**Exercise instructions:**
Gather every line from the entries below that includes "Access".

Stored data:
★ ★ ★

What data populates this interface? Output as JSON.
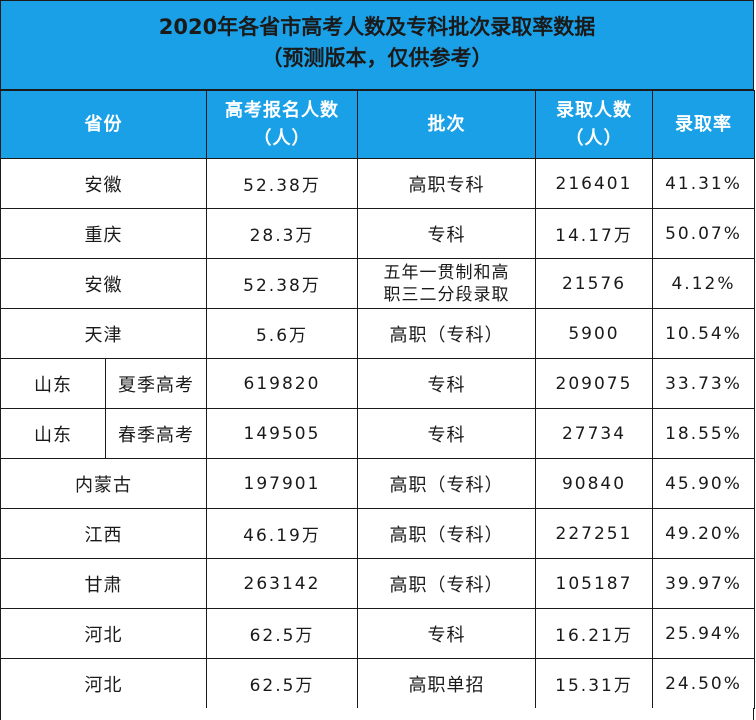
{
  "title": {
    "line1": "2020年各省市高考人数及专科批次录取率数据",
    "line2": "（预测版本，仅供参考）"
  },
  "headers": {
    "province": "省份",
    "applicants": "高考报名人数（人）",
    "batch": "批次",
    "admitted": "录取人数（人）",
    "rate": "录取率"
  },
  "rows": [
    {
      "province": "安徽",
      "applicants": "52.38万",
      "batch": "高职专科",
      "admitted": "216401",
      "rate": "41.31%"
    },
    {
      "province": "重庆",
      "applicants": "28.3万",
      "batch": "专科",
      "admitted": "14.17万",
      "rate": "50.07%"
    },
    {
      "province": "安徽",
      "applicants": "52.38万",
      "batch": "五年一贯制和高职三二分段录取",
      "admitted": "21576",
      "rate": "4.12%"
    },
    {
      "province": "天津",
      "applicants": "5.6万",
      "batch": "高职（专科）",
      "admitted": "5900",
      "rate": "10.54%"
    },
    {
      "province": "山东",
      "sub": "夏季高考",
      "applicants": "619820",
      "batch": "专科",
      "admitted": "209075",
      "rate": "33.73%"
    },
    {
      "province": "山东",
      "sub": "春季高考",
      "applicants": "149505",
      "batch": "专科",
      "admitted": "27734",
      "rate": "18.55%"
    },
    {
      "province": "内蒙古",
      "applicants": "197901",
      "batch": "高职（专科）",
      "admitted": "90840",
      "rate": "45.90%"
    },
    {
      "province": "江西",
      "applicants": "46.19万",
      "batch": "高职（专科）",
      "admitted": "227251",
      "rate": "49.20%"
    },
    {
      "province": "甘肃",
      "applicants": "263142",
      "batch": "高职（专科）",
      "admitted": "105187",
      "rate": "39.97%"
    },
    {
      "province": "河北",
      "applicants": "62.5万",
      "batch": "专科",
      "admitted": "16.21万",
      "rate": "25.94%"
    },
    {
      "province": "河北",
      "applicants": "62.5万",
      "batch": "高职单招",
      "admitted": "15.31万",
      "rate": "24.50%"
    }
  ],
  "colors": {
    "header_bg": "#1aa0e6",
    "header_text": "#ffffff",
    "border": "#1b1b1b"
  }
}
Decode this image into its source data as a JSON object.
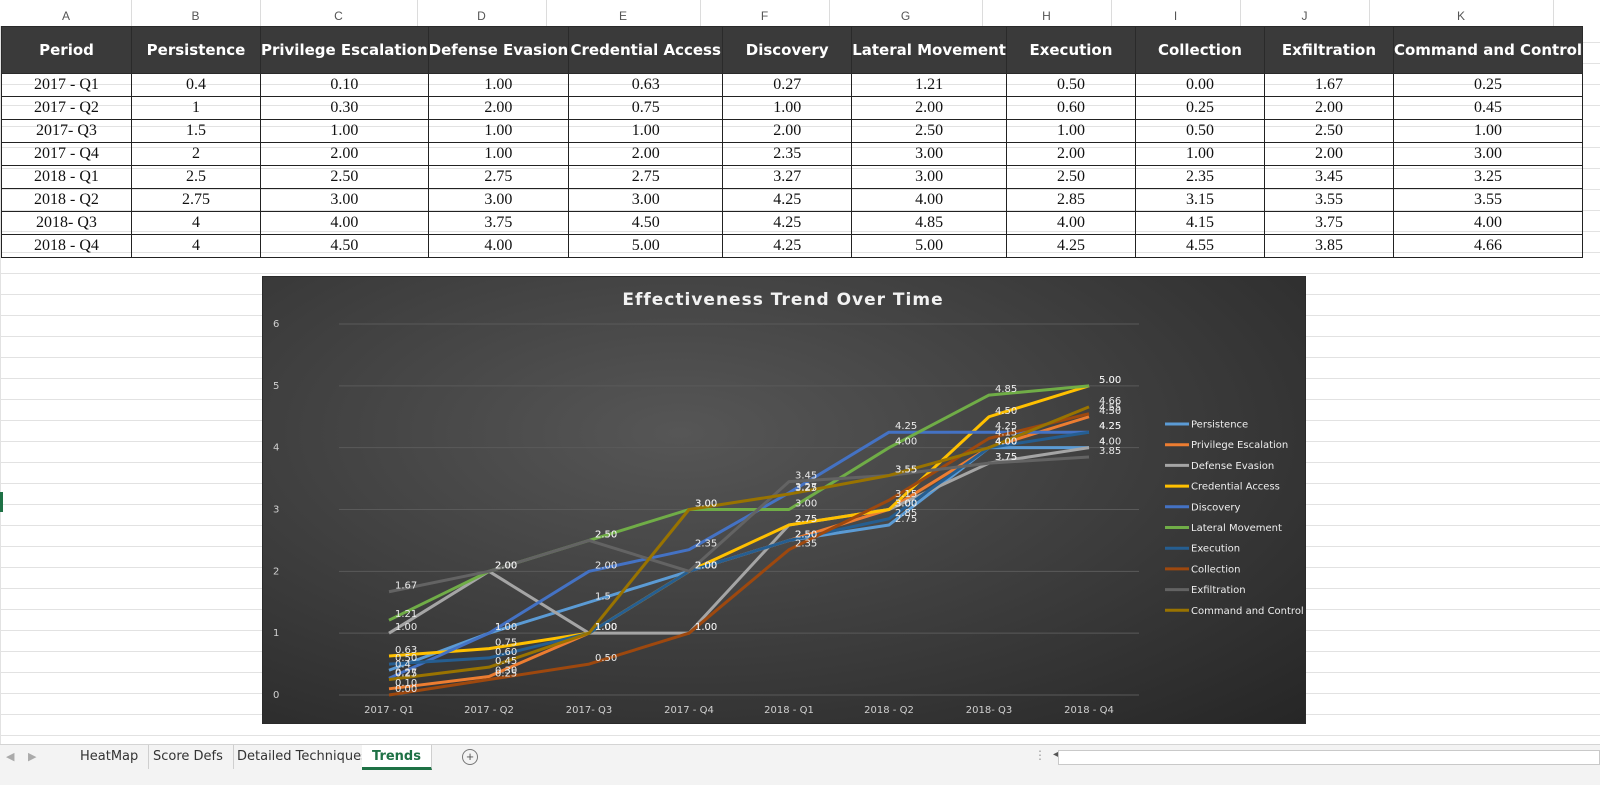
{
  "column_letters": [
    "A",
    "B",
    "C",
    "D",
    "E",
    "F",
    "G",
    "H",
    "I",
    "J",
    "K"
  ],
  "table": {
    "headers": [
      "Period",
      "Persistence",
      "Privilege Escalation",
      "Defense Evasion",
      "Credential Access",
      "Discovery",
      "Lateral Movement",
      "Execution",
      "Collection",
      "Exfiltration",
      "Command and Control"
    ],
    "rows": [
      [
        "2017 - Q1",
        "0.4",
        "0.10",
        "1.00",
        "0.63",
        "0.27",
        "1.21",
        "0.50",
        "0.00",
        "1.67",
        "0.25"
      ],
      [
        "2017 - Q2",
        "1",
        "0.30",
        "2.00",
        "0.75",
        "1.00",
        "2.00",
        "0.60",
        "0.25",
        "2.00",
        "0.45"
      ],
      [
        "2017- Q3",
        "1.5",
        "1.00",
        "1.00",
        "1.00",
        "2.00",
        "2.50",
        "1.00",
        "0.50",
        "2.50",
        "1.00"
      ],
      [
        "2017 - Q4",
        "2",
        "2.00",
        "1.00",
        "2.00",
        "2.35",
        "3.00",
        "2.00",
        "1.00",
        "2.00",
        "3.00"
      ],
      [
        "2018 - Q1",
        "2.5",
        "2.50",
        "2.75",
        "2.75",
        "3.27",
        "3.00",
        "2.50",
        "2.35",
        "3.45",
        "3.25"
      ],
      [
        "2018 - Q2",
        "2.75",
        "3.00",
        "3.00",
        "3.00",
        "4.25",
        "4.00",
        "2.85",
        "3.15",
        "3.55",
        "3.55"
      ],
      [
        "2018- Q3",
        "4",
        "4.00",
        "3.75",
        "4.50",
        "4.25",
        "4.85",
        "4.00",
        "4.15",
        "3.75",
        "4.00"
      ],
      [
        "2018 - Q4",
        "4",
        "4.50",
        "4.00",
        "5.00",
        "4.25",
        "5.00",
        "4.25",
        "4.55",
        "3.85",
        "4.66"
      ]
    ]
  },
  "chart_data": {
    "type": "line",
    "title": "Effectiveness Trend Over Time",
    "categories": [
      "2017 - Q1",
      "2017 - Q2",
      "2017- Q3",
      "2017 - Q4",
      "2018 - Q1",
      "2018 - Q2",
      "2018- Q3",
      "2018 - Q4"
    ],
    "ylim": [
      0,
      6
    ],
    "yticks": [
      "0",
      "1",
      "2",
      "3",
      "4",
      "5",
      "6"
    ],
    "grid": true,
    "legend_position": "right",
    "series": [
      {
        "name": "Persistence",
        "color": "#5b9bd5",
        "values": [
          0.4,
          1,
          1.5,
          2,
          2.5,
          2.75,
          4,
          4
        ],
        "labels": [
          "0.4",
          "1",
          "1.5",
          "2",
          "2.5",
          "2.75",
          "4",
          "4"
        ]
      },
      {
        "name": "Privilege Escalation",
        "color": "#ed7d31",
        "values": [
          0.1,
          0.3,
          1.0,
          2.0,
          2.5,
          3.0,
          4.0,
          4.5
        ],
        "labels": [
          "0.10",
          "0.30",
          "1.00",
          "2.00",
          "2.50",
          "3.00",
          "4.00",
          "4.50"
        ]
      },
      {
        "name": "Defense Evasion",
        "color": "#a5a5a5",
        "values": [
          1.0,
          2.0,
          1.0,
          1.0,
          2.75,
          3.0,
          3.75,
          4.0
        ],
        "labels": [
          "1.00",
          "2.00",
          "1.00",
          "1.00",
          "2.75",
          "3.00",
          "3.75",
          "4.00"
        ]
      },
      {
        "name": "Credential Access",
        "color": "#ffc000",
        "values": [
          0.63,
          0.75,
          1.0,
          2.0,
          2.75,
          3.0,
          4.5,
          5.0
        ],
        "labels": [
          "0.63",
          "0.75",
          "1.00",
          "2.00",
          "2.75",
          "3.00",
          "4.50",
          "5.00"
        ]
      },
      {
        "name": "Discovery",
        "color": "#4472c4",
        "values": [
          0.27,
          1.0,
          2.0,
          2.35,
          3.27,
          4.25,
          4.25,
          4.25
        ],
        "labels": [
          "0.27",
          "1.00",
          "2.00",
          "2.35",
          "3.27",
          "4.25",
          "4.25",
          "4.25"
        ]
      },
      {
        "name": "Lateral Movement",
        "color": "#70ad47",
        "values": [
          1.21,
          2.0,
          2.5,
          3.0,
          3.0,
          4.0,
          4.85,
          5.0
        ],
        "labels": [
          "1.21",
          "2.00",
          "2.50",
          "3.00",
          "3.00",
          "4.00",
          "4.85",
          "5.00"
        ]
      },
      {
        "name": "Execution",
        "color": "#255e91",
        "values": [
          0.5,
          0.6,
          1.0,
          2.0,
          2.5,
          2.85,
          4.0,
          4.25
        ],
        "labels": [
          "0.50",
          "0.60",
          "1.00",
          "2.00",
          "2.50",
          "2.85",
          "4.00",
          "4.25"
        ]
      },
      {
        "name": "Collection",
        "color": "#9e480e",
        "values": [
          0.0,
          0.25,
          0.5,
          1.0,
          2.35,
          3.15,
          4.15,
          4.55
        ],
        "labels": [
          "0.00",
          "0.25",
          "0.50",
          "1.00",
          "2.35",
          "3.15",
          "4.15",
          "4.55"
        ]
      },
      {
        "name": "Exfiltration",
        "color": "#636363",
        "values": [
          1.67,
          2.0,
          2.5,
          2.0,
          3.45,
          3.55,
          3.75,
          3.85
        ],
        "labels": [
          "1.67",
          "2.00",
          "2.50",
          "2.00",
          "3.45",
          "3.55",
          "3.75",
          "3.85"
        ]
      },
      {
        "name": "Command and Control",
        "color": "#997300",
        "values": [
          0.25,
          0.45,
          1.0,
          3.0,
          3.25,
          3.55,
          4.0,
          4.66
        ],
        "labels": [
          "0.25",
          "0.45",
          "1.00",
          "3.00",
          "3.25",
          "3.55",
          "4.00",
          "4.66"
        ]
      }
    ]
  },
  "sheet_tabs": {
    "tabs": [
      "HeatMap",
      "Score Defs",
      "Detailed Techniques",
      "Trends"
    ],
    "active": "Trends",
    "add_symbol": "+"
  }
}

★ ★ ★

**Result for this exercise:**
      "Credential Access",
        "name": "Credential Access",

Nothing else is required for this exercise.